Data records
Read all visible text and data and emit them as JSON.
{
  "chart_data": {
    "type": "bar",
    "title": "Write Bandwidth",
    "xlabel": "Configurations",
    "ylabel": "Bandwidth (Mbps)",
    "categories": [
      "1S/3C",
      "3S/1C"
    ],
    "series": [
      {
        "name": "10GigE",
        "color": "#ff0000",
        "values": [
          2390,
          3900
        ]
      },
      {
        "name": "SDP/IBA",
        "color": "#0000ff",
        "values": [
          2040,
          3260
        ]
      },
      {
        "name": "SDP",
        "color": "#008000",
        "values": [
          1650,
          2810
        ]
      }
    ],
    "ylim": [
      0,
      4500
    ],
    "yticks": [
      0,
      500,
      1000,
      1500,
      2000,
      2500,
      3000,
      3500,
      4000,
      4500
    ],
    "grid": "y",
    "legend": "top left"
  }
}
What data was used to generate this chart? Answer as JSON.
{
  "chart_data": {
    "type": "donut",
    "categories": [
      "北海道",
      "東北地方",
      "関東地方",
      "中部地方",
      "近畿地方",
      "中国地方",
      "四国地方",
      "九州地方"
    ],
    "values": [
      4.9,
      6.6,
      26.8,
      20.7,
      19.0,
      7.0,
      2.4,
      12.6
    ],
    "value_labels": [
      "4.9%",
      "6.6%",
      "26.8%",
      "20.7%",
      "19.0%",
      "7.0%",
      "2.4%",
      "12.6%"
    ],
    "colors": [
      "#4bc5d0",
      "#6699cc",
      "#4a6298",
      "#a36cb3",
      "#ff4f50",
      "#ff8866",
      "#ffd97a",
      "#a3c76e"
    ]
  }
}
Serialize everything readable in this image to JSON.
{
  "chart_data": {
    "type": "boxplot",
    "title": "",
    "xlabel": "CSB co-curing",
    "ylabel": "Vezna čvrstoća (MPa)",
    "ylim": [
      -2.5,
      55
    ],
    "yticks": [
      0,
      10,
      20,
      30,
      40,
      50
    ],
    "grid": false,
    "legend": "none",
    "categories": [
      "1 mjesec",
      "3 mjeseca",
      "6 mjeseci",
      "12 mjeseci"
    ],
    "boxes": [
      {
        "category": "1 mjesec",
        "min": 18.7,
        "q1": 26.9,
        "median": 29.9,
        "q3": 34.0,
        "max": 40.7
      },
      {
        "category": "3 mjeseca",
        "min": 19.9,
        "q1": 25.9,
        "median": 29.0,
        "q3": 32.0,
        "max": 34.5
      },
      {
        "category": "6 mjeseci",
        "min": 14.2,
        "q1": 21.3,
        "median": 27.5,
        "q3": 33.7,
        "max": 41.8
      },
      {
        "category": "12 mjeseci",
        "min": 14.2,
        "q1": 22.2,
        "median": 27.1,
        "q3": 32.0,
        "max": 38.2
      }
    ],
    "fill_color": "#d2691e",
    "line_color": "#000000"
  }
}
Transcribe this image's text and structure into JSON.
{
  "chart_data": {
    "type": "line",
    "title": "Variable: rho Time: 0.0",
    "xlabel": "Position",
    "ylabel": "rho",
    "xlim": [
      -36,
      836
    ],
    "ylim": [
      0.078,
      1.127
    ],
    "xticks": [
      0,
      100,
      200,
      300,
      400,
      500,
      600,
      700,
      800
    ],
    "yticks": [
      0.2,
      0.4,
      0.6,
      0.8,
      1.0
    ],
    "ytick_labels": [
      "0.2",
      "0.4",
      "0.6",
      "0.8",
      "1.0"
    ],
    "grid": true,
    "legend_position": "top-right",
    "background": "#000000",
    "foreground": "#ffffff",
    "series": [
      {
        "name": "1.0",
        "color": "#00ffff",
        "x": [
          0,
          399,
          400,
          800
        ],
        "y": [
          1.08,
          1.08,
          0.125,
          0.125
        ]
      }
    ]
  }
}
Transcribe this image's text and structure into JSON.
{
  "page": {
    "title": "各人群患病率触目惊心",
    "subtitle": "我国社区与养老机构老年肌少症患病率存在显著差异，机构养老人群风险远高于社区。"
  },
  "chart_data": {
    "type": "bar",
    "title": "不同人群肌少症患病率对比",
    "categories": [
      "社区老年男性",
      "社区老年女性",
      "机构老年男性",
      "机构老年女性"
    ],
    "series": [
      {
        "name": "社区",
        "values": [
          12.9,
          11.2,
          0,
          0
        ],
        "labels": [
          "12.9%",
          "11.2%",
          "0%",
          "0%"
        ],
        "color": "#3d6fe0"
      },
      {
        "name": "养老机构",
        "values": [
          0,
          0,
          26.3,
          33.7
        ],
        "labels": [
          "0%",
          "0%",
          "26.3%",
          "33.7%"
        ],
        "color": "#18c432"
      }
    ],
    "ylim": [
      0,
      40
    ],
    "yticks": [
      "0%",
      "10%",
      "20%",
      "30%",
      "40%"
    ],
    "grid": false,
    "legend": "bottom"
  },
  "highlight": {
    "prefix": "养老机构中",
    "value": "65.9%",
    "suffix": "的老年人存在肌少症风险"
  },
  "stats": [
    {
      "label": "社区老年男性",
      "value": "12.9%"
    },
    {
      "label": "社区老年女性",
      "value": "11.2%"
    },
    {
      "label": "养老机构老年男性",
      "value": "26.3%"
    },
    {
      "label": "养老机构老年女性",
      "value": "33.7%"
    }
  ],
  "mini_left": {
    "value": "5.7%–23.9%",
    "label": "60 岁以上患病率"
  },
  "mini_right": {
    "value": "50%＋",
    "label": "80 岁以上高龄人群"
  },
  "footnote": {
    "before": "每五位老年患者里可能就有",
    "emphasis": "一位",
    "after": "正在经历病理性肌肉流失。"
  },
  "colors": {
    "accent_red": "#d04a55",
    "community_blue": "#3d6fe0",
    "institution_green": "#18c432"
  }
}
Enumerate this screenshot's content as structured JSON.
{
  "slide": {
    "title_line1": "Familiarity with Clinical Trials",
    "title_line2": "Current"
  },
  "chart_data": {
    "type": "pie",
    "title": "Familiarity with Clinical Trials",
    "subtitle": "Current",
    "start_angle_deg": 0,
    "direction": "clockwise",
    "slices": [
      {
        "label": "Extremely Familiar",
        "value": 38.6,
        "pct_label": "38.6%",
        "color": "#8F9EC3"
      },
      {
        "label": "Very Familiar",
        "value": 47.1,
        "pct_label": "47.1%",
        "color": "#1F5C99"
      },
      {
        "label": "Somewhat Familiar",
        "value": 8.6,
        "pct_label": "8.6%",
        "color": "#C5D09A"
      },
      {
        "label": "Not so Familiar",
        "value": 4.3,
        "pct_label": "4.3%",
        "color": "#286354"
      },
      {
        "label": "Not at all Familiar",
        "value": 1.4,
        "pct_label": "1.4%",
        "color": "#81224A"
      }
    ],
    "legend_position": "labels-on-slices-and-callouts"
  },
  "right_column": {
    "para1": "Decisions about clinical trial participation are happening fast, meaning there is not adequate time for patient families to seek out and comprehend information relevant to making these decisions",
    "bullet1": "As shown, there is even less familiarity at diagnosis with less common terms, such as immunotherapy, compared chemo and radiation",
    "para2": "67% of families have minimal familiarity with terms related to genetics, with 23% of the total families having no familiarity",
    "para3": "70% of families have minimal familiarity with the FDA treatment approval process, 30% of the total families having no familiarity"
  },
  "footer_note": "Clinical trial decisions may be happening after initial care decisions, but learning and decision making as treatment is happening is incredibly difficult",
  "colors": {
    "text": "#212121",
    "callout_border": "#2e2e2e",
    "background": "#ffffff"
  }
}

WHAT YOU ARE ASKED TO DO
From the material above, count the lines that include "with" and give only the total.

FULL ANSWER
5